# Short exercise
Copy all lines that contain the word "types".

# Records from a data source
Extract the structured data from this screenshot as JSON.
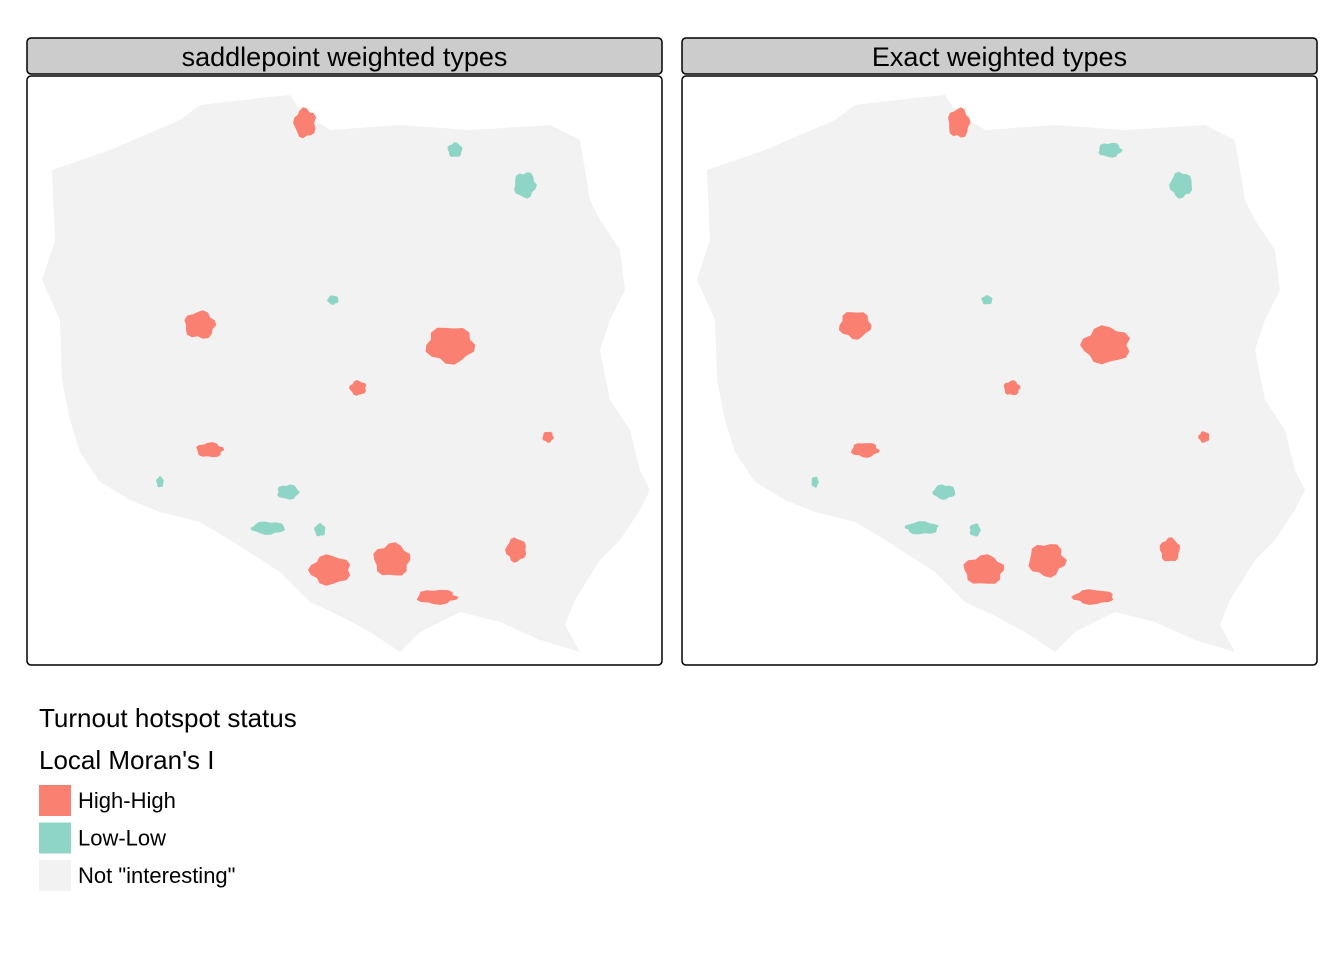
{
  "panels": [
    {
      "title": "saddlepoint weighted types"
    },
    {
      "title": "Exact weighted types"
    }
  ],
  "legend": {
    "title": [
      "Turnout hotspot status",
      "Local Moran's I"
    ],
    "items": [
      {
        "label": "High-High",
        "color": "#fa8072"
      },
      {
        "label": "Low-Low",
        "color": "#8fd5c5"
      },
      {
        "label": "Not \"interesting\"",
        "color": "#f2f2f2"
      }
    ]
  }
}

# Completed task
      "title": "saddlepoint weighted types"
      "title": "Exact weighted types"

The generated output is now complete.